◆ PROBLEM DETAILS
Scan the lines below; pull out those with "guide".

◆ MATERIAL PROVIDED
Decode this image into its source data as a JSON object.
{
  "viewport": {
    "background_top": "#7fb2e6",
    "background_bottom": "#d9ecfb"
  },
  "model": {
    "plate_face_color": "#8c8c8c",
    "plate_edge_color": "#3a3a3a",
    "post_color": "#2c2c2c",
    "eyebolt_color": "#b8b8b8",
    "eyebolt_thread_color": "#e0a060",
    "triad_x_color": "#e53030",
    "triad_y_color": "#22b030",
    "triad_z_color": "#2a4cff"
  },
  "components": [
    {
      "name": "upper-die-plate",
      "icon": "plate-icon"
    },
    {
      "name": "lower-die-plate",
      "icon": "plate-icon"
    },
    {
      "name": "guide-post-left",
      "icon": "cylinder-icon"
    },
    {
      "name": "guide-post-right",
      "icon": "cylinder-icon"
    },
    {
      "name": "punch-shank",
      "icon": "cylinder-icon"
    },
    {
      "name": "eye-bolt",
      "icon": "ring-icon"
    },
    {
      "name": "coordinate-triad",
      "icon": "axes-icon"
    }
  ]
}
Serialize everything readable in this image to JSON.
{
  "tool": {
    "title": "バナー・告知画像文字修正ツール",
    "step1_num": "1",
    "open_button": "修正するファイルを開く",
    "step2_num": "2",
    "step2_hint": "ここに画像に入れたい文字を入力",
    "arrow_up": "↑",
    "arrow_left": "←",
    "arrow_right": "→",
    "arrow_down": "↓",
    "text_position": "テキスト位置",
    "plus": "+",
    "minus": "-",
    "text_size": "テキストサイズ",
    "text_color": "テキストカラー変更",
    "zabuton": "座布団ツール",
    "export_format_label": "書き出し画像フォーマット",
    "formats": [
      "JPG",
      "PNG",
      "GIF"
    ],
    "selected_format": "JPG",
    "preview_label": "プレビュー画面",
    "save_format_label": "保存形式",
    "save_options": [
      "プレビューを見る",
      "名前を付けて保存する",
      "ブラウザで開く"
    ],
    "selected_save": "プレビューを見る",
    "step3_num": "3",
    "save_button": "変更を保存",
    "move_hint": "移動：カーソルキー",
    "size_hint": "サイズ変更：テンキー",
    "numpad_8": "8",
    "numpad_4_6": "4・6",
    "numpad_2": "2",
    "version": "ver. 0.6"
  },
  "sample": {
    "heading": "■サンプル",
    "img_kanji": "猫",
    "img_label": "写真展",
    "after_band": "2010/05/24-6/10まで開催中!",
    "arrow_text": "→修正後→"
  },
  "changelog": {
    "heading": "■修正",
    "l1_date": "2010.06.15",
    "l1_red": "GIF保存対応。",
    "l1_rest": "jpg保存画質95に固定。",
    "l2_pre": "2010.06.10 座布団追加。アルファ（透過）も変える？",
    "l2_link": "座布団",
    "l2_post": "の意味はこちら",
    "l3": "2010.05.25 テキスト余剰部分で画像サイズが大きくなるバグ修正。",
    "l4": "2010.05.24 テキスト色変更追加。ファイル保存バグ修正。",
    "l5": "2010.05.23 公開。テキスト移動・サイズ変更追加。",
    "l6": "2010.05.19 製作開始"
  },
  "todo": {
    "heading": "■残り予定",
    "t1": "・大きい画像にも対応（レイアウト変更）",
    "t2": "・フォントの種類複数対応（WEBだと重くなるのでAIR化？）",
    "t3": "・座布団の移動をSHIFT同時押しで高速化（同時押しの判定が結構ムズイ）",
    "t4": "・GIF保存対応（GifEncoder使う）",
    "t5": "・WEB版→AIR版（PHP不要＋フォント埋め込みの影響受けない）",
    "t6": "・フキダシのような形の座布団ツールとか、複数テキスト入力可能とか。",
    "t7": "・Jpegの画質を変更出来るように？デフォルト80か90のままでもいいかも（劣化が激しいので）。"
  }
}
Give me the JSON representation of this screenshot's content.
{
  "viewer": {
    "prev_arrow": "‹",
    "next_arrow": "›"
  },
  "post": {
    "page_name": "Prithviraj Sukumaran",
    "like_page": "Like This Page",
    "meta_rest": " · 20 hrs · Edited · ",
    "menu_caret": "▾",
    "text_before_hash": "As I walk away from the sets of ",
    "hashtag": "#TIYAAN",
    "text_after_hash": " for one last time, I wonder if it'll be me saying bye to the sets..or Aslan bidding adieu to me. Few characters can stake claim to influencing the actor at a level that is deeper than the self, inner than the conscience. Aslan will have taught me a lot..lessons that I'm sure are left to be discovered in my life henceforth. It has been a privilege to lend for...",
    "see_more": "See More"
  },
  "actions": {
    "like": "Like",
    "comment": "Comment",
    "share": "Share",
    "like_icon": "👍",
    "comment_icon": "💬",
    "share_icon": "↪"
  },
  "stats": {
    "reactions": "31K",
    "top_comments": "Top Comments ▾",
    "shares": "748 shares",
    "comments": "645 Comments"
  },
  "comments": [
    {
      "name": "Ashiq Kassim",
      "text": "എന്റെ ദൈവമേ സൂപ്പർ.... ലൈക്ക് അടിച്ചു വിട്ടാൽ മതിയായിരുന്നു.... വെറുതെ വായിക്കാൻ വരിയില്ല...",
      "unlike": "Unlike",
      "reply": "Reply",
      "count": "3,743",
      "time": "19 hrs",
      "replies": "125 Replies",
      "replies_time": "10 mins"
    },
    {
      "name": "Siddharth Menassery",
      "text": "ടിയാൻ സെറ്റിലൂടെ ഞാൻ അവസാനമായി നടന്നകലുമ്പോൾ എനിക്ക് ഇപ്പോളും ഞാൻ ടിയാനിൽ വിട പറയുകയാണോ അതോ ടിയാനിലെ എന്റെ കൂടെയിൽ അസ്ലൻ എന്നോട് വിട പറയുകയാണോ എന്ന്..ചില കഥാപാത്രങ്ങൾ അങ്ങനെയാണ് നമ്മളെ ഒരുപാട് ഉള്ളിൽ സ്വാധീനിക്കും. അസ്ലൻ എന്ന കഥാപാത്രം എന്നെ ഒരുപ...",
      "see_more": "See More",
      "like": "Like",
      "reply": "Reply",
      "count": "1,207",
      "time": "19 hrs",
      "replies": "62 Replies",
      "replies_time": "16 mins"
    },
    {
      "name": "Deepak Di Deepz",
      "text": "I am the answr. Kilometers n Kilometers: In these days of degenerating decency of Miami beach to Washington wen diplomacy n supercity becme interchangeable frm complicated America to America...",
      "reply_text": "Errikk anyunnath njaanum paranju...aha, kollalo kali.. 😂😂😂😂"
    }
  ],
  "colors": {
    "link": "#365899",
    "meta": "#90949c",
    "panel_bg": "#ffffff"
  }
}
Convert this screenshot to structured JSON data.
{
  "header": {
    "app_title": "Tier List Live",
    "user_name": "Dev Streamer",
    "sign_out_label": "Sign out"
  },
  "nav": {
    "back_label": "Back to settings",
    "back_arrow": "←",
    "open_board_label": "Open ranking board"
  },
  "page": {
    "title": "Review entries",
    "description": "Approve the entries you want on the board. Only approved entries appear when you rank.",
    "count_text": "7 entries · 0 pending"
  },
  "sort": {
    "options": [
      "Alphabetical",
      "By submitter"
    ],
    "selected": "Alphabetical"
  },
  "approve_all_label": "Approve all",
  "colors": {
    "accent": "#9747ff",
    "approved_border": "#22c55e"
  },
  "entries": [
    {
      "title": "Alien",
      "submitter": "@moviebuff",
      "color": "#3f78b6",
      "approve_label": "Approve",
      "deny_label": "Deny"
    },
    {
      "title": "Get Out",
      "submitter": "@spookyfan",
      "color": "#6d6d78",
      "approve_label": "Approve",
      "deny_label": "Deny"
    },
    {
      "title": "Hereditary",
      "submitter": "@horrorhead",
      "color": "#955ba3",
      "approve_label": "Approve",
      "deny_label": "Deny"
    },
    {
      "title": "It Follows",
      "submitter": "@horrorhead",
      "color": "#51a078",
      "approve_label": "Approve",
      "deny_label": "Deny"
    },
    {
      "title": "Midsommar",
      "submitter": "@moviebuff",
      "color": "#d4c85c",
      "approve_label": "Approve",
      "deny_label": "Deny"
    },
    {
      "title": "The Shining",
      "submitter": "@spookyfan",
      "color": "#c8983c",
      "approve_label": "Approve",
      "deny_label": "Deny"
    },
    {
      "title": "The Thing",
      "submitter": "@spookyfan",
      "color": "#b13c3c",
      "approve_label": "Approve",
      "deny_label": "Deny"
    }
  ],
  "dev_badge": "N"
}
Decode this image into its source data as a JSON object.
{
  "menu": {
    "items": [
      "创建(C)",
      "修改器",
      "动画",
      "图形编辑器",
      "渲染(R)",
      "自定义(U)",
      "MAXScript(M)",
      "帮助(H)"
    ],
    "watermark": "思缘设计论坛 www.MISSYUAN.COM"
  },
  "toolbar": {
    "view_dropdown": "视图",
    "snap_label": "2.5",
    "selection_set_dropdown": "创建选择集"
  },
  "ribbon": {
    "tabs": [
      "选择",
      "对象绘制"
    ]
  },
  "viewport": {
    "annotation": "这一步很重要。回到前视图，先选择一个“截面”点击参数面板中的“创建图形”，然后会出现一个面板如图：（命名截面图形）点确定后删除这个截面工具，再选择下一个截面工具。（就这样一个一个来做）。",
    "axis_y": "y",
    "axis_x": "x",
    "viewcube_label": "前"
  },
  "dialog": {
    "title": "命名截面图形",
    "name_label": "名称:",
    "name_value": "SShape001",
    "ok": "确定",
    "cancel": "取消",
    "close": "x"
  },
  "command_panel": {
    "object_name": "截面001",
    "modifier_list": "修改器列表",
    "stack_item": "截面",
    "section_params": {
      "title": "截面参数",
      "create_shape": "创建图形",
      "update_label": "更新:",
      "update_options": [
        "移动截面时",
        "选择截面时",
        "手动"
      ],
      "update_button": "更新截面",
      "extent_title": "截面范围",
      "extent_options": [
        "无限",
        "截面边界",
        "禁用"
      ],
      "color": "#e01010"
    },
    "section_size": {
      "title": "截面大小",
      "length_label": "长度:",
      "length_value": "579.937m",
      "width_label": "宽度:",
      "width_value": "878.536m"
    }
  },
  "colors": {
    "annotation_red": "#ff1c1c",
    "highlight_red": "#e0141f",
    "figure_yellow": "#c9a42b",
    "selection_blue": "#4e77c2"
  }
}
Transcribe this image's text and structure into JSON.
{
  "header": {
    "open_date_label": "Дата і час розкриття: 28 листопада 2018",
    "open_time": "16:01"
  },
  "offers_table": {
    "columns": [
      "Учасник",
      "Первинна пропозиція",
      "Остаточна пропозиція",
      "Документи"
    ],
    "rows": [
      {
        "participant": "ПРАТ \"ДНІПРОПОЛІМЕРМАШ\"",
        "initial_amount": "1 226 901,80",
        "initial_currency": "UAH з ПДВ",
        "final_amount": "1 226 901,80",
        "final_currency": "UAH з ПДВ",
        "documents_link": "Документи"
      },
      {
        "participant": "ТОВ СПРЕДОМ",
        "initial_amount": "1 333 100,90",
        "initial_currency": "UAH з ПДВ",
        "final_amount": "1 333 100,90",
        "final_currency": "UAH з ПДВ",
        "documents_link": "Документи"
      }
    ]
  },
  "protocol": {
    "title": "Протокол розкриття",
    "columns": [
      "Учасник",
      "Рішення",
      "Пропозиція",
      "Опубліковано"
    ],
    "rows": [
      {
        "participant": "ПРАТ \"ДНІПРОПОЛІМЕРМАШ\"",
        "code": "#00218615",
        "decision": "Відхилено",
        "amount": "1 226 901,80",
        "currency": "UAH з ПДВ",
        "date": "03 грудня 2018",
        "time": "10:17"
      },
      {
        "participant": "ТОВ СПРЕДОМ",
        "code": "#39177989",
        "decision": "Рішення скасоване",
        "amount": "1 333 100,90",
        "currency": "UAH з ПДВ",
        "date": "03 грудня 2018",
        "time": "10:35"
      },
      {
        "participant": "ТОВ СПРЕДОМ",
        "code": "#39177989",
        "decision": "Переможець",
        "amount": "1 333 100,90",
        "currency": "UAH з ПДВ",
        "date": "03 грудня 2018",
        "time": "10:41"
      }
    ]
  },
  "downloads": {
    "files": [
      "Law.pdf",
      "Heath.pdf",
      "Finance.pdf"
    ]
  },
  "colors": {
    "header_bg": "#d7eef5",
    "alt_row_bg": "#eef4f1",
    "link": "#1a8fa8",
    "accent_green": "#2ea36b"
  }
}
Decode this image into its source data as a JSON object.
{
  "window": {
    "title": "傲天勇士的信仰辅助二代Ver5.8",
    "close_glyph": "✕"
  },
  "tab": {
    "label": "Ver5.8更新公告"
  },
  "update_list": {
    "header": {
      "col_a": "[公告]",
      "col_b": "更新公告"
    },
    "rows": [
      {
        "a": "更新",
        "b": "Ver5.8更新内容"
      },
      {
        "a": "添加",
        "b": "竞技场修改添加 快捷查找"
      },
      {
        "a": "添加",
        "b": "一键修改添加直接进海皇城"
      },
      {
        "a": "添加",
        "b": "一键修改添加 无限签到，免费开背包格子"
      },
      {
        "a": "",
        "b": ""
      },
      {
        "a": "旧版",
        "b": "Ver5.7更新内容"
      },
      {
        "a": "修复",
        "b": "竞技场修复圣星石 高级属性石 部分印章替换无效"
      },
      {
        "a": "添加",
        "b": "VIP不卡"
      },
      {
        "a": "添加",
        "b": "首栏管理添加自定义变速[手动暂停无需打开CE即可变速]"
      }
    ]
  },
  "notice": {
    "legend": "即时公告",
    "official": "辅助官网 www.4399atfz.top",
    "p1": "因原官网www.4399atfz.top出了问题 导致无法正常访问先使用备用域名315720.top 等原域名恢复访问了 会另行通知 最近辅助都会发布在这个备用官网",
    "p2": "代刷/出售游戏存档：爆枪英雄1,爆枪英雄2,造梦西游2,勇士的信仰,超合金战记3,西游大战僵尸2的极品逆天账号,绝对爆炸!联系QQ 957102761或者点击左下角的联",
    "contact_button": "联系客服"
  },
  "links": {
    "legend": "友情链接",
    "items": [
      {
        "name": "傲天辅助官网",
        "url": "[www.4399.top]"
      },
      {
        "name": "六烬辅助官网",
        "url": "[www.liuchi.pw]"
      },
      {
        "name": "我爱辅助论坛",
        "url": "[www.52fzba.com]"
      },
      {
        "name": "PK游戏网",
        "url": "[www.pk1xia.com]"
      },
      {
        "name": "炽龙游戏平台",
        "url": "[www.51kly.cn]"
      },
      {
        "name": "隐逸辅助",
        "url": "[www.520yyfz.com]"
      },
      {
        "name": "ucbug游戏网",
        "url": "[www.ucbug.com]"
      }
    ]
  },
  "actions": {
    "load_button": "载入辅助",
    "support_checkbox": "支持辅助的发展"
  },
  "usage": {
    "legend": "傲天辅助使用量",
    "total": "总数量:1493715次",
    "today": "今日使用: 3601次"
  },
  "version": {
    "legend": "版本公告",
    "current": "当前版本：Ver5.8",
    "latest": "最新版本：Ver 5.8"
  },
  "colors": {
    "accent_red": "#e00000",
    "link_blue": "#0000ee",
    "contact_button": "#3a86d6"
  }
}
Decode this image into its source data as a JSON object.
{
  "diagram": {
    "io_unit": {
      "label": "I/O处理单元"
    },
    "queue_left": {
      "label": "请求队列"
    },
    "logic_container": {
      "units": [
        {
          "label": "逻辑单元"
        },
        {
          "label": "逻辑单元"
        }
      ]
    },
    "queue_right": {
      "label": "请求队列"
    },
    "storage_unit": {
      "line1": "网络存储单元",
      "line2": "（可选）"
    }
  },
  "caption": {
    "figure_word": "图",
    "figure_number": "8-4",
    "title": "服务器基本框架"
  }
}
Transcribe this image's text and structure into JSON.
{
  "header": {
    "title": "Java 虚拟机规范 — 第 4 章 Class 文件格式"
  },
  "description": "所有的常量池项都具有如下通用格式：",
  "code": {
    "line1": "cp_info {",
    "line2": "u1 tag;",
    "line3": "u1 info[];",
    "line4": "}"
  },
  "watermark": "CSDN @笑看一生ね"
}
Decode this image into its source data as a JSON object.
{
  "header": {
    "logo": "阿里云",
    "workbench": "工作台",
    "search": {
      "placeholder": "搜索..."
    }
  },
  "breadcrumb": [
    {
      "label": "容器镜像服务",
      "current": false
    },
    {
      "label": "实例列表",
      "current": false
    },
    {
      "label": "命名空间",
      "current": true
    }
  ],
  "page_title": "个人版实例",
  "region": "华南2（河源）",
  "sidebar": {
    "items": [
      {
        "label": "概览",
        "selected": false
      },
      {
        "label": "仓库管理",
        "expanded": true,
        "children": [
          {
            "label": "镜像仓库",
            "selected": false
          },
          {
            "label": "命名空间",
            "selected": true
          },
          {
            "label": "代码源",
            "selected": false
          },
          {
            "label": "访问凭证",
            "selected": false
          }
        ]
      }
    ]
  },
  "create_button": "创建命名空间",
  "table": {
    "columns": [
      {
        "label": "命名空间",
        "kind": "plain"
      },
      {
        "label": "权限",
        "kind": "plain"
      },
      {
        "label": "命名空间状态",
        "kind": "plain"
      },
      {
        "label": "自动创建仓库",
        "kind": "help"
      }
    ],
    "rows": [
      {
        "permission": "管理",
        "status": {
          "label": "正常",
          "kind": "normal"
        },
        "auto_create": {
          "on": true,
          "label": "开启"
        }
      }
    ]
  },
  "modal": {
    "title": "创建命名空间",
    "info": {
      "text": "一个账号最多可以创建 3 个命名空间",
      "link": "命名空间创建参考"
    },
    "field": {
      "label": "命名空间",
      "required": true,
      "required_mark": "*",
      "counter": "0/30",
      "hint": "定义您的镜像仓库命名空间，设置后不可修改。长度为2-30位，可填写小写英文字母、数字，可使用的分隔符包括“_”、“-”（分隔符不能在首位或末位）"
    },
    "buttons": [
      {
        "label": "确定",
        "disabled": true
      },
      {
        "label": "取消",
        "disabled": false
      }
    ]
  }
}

◆ FINAL RESULT
      "name": "guide-post-left",
      "name": "guide-post-right",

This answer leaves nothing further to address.